Given information —
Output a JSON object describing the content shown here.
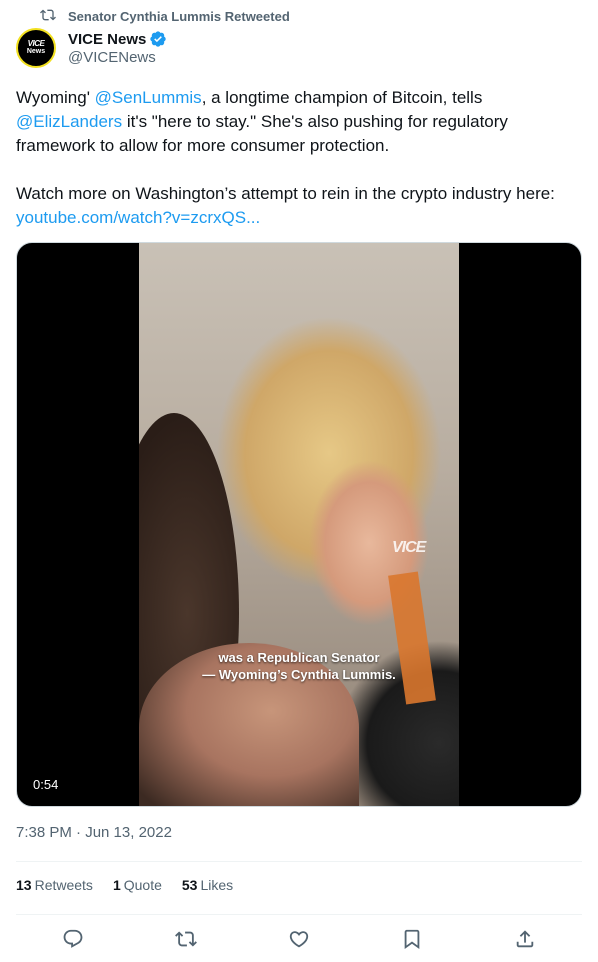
{
  "retweet_context": {
    "text": "Senator Cynthia Lummis Retweeted",
    "icon": "retweet-icon"
  },
  "author": {
    "display_name": "VICE News",
    "handle": "@VICENews",
    "avatar_text": "VICE News",
    "verified_color": "#1d9bf0"
  },
  "tweet": {
    "line1_pre": "Wyoming' ",
    "mention1": "@SenLummis",
    "line1_post": ", a longtime champion of Bitcoin, tells ",
    "mention2": "@ElizLanders",
    "line2_post": " it's \"here to stay.\" She's also pushing for regulatory framework to allow for more consumer protection.",
    "paragraph2": "Watch more on Washington’s attempt to rein in the crypto industry here:",
    "link": "youtube.com/watch?v=zcrxQS..."
  },
  "media": {
    "watermark": "VICE",
    "caption_line1": "was a Republican Senator",
    "caption_line2": "— Wyoming’s Cynthia Lummis.",
    "duration": "0:54"
  },
  "timestamp": "7:38 PM · Jun 13, 2022",
  "stats": {
    "retweets_count": "13",
    "retweets_label": "Retweets",
    "quotes_count": "1",
    "quotes_label": "Quote",
    "likes_count": "53",
    "likes_label": "Likes"
  },
  "colors": {
    "link": "#1d9bf0",
    "secondary_text": "#536471",
    "primary_text": "#0f1419"
  }
}
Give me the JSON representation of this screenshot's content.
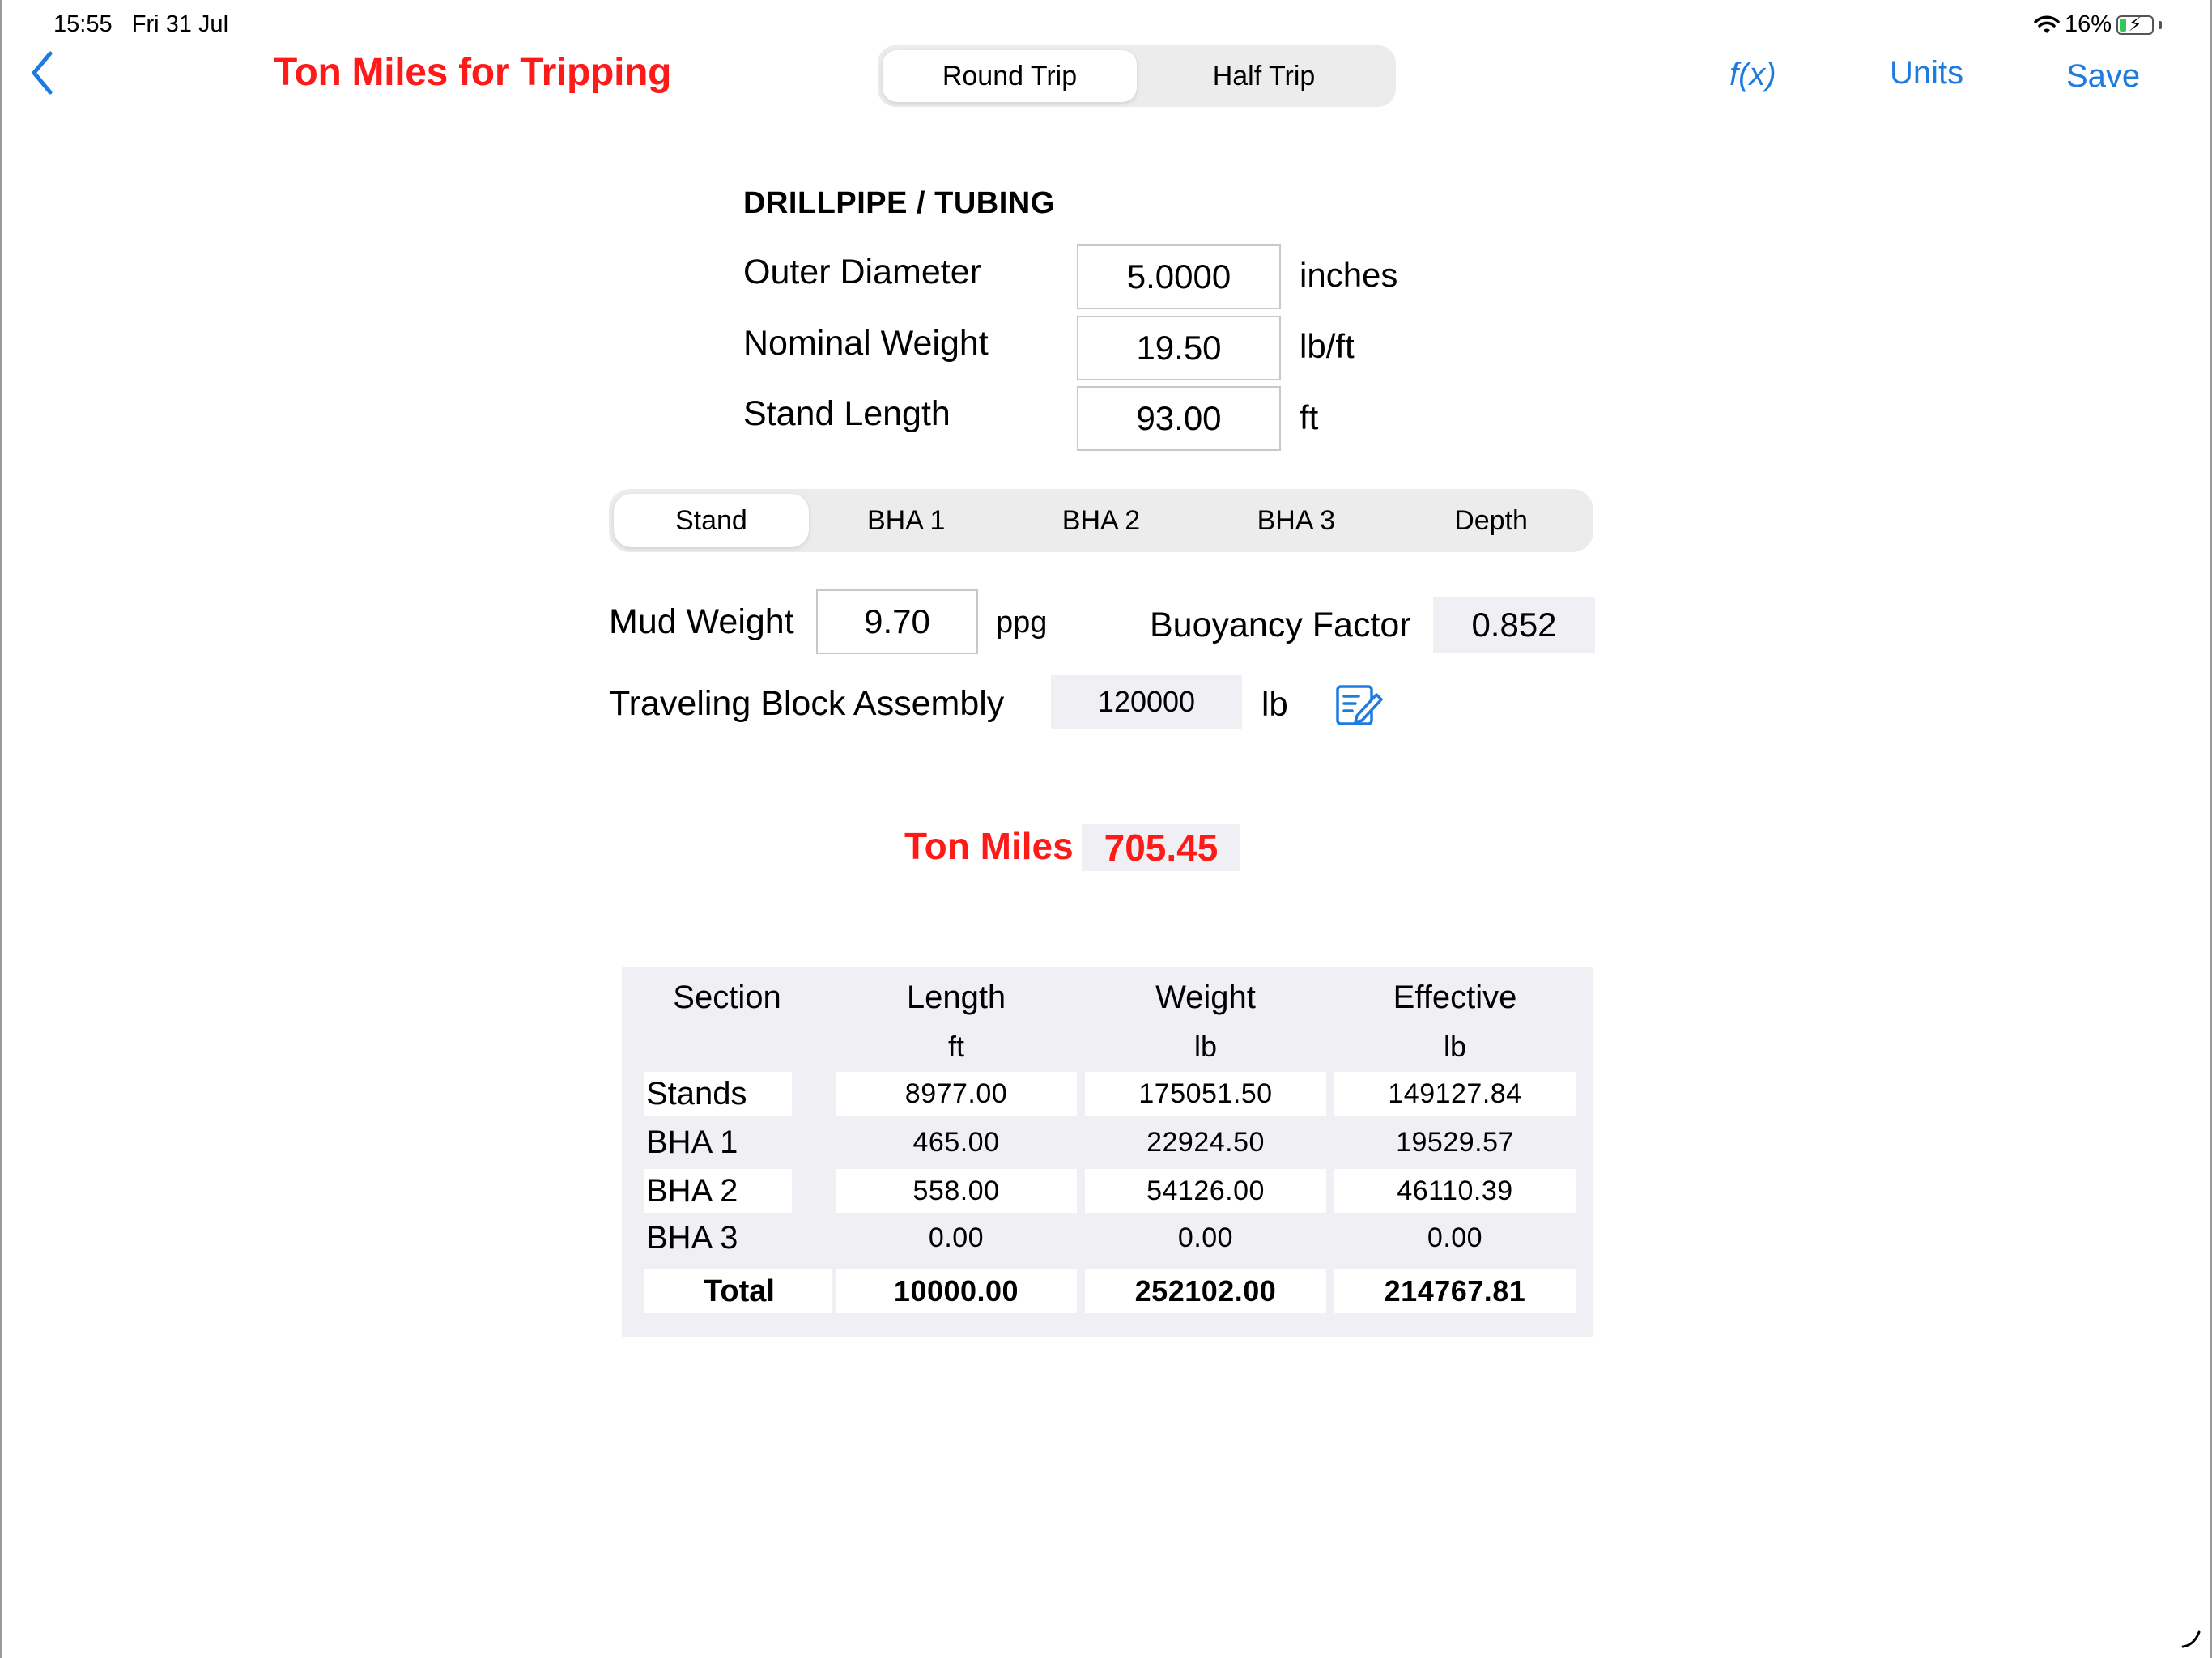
{
  "status_bar": {
    "time": "15:55",
    "date": "Fri 31 Jul",
    "battery": "16%"
  },
  "nav": {
    "title": "Ton Miles for Tripping",
    "trip_tabs": [
      {
        "label": "Round Trip",
        "active": true
      },
      {
        "label": "Half Trip",
        "active": false
      }
    ],
    "fx_label": "f(x)",
    "units_label": "Units",
    "save_label": "Save"
  },
  "drillpipe": {
    "title": "DRILLPIPE / TUBING",
    "fields": [
      {
        "label": "Outer Diameter",
        "value": "5.0000",
        "unit": "inches"
      },
      {
        "label": "Nominal Weight",
        "value": "19.50",
        "unit": "lb/ft"
      },
      {
        "label": "Stand Length",
        "value": "93.00",
        "unit": "ft"
      }
    ]
  },
  "section_tabs": [
    {
      "label": "Stand",
      "active": true
    },
    {
      "label": "BHA 1",
      "active": false
    },
    {
      "label": "BHA 2",
      "active": false
    },
    {
      "label": "BHA 3",
      "active": false
    },
    {
      "label": "Depth",
      "active": false
    }
  ],
  "mud": {
    "label": "Mud Weight",
    "value": "9.70",
    "unit": "ppg"
  },
  "buoyancy": {
    "label": "Buoyancy Factor",
    "value": "0.852"
  },
  "block": {
    "label": "Traveling Block Assembly",
    "value": "120000",
    "unit": "lb"
  },
  "result": {
    "label": "Ton Miles",
    "value": "705.45"
  },
  "table": {
    "headers": [
      {
        "title": "Section",
        "unit": ""
      },
      {
        "title": "Length",
        "unit": "ft"
      },
      {
        "title": "Weight",
        "unit": "lb"
      },
      {
        "title": "Effective",
        "unit": "lb"
      }
    ],
    "rows": [
      {
        "section": "Stands",
        "length": "8977.00",
        "weight": "175051.50",
        "effective": "149127.84"
      },
      {
        "section": "BHA 1",
        "length": "465.00",
        "weight": "22924.50",
        "effective": "19529.57"
      },
      {
        "section": "BHA 2",
        "length": "558.00",
        "weight": "54126.00",
        "effective": "46110.39"
      },
      {
        "section": "BHA 3",
        "length": "0.00",
        "weight": "0.00",
        "effective": "0.00"
      }
    ],
    "total": {
      "section": "Total",
      "length": "10000.00",
      "weight": "252102.00",
      "effective": "214767.81"
    }
  },
  "colors": {
    "accent": "#1e7be0",
    "title_red": "#ff1a1a",
    "readonly_bg": "#f0f0f4"
  }
}
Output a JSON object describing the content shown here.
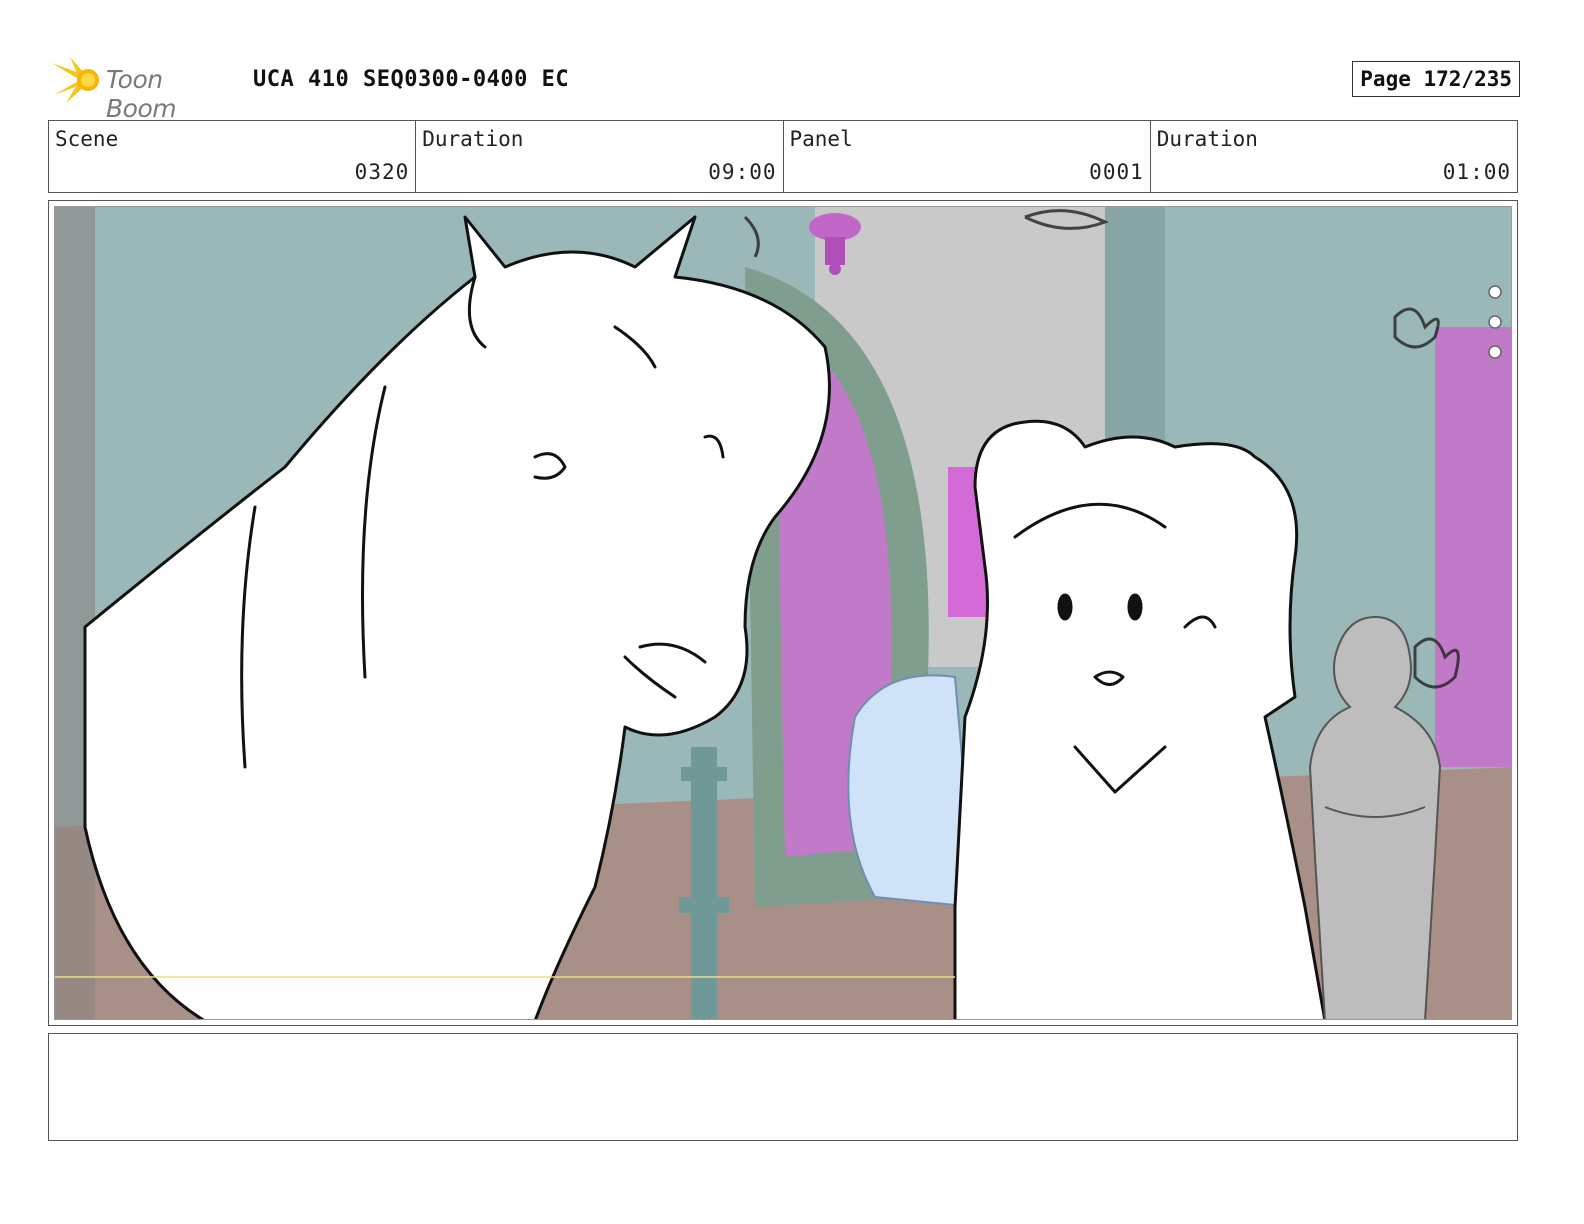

To do — Copy the records exactly as they appear, excluding images.

Worked answer —
Output a JSON object describing the content shown here.
{
  "retweet_context": {
    "text": "Senator Cynthia Lummis Retweeted",
    "icon": "retweet-icon"
  },
  "author": {
    "display_name": "VICE News",
    "handle": "@VICENews",
    "avatar_text": "VICE News",
    "verified_color": "#1d9bf0"
  },
  "tweet": {
    "line1_pre": "Wyoming' ",
    "mention1": "@SenLummis",
    "line1_post": ", a longtime champion of Bitcoin, tells ",
    "mention2": "@ElizLanders",
    "line2_post": " it's \"here to stay.\" She's also pushing for regulatory framework to allow for more consumer protection.",
    "paragraph2": "Watch more on Washington’s attempt to rein in the crypto industry here:",
    "link": "youtube.com/watch?v=zcrxQS..."
  },
  "media": {
    "watermark": "VICE",
    "caption_line1": "was a Republican Senator",
    "caption_line2": "— Wyoming’s Cynthia Lummis.",
    "duration": "0:54"
  },
  "timestamp": "7:38 PM · Jun 13, 2022",
  "stats": {
    "retweets_count": "13",
    "retweets_label": "Retweets",
    "quotes_count": "1",
    "quotes_label": "Quote",
    "likes_count": "53",
    "likes_label": "Likes"
  },
  "colors": {
    "link": "#1d9bf0",
    "secondary_text": "#536471",
    "primary_text": "#0f1419"
  }
}
Give me the JSON representation of this screenshot's content.
{
  "status_bar": {
    "time": "15:55",
    "date": "Fri 31 Jul",
    "battery": "16%"
  },
  "nav": {
    "title": "Ton Miles for Tripping",
    "trip_tabs": [
      {
        "label": "Round Trip",
        "active": true
      },
      {
        "label": "Half Trip",
        "active": false
      }
    ],
    "fx_label": "f(x)",
    "units_label": "Units",
    "save_label": "Save"
  },
  "drillpipe": {
    "title": "DRILLPIPE / TUBING",
    "fields": [
      {
        "label": "Outer Diameter",
        "value": "5.0000",
        "unit": "inches"
      },
      {
        "label": "Nominal Weight",
        "value": "19.50",
        "unit": "lb/ft"
      },
      {
        "label": "Stand Length",
        "value": "93.00",
        "unit": "ft"
      }
    ]
  },
  "section_tabs": [
    {
      "label": "Stand",
      "active": true
    },
    {
      "label": "BHA 1",
      "active": false
    },
    {
      "label": "BHA 2",
      "active": false
    },
    {
      "label": "BHA 3",
      "active": false
    },
    {
      "label": "Depth",
      "active": false
    }
  ],
  "mud": {
    "label": "Mud Weight",
    "value": "9.70",
    "unit": "ppg"
  },
  "buoyancy": {
    "label": "Buoyancy Factor",
    "value": "0.852"
  },
  "block": {
    "label": "Traveling Block Assembly",
    "value": "120000",
    "unit": "lb"
  },
  "result": {
    "label": "Ton Miles",
    "value": "705.45"
  },
  "table": {
    "headers": [
      {
        "title": "Section",
        "unit": ""
      },
      {
        "title": "Length",
        "unit": "ft"
      },
      {
        "title": "Weight",
        "unit": "lb"
      },
      {
        "title": "Effective",
        "unit": "lb"
      }
    ],
    "rows": [
      {
        "section": "Stands",
        "length": "8977.00",
        "weight": "175051.50",
        "effective": "149127.84"
      },
      {
        "section": "BHA 1",
        "length": "465.00",
        "weight": "22924.50",
        "effective": "19529.57"
      },
      {
        "section": "BHA 2",
        "length": "558.00",
        "weight": "54126.00",
        "effective": "46110.39"
      },
      {
        "section": "BHA 3",
        "length": "0.00",
        "weight": "0.00",
        "effective": "0.00"
      }
    ],
    "total": {
      "section": "Total",
      "length": "10000.00",
      "weight": "252102.00",
      "effective": "214767.81"
    }
  },
  "colors": {
    "accent": "#1e7be0",
    "title_red": "#ff1a1a",
    "readonly_bg": "#f0f0f4"
  }
}
Output a JSON object describing the content shown here.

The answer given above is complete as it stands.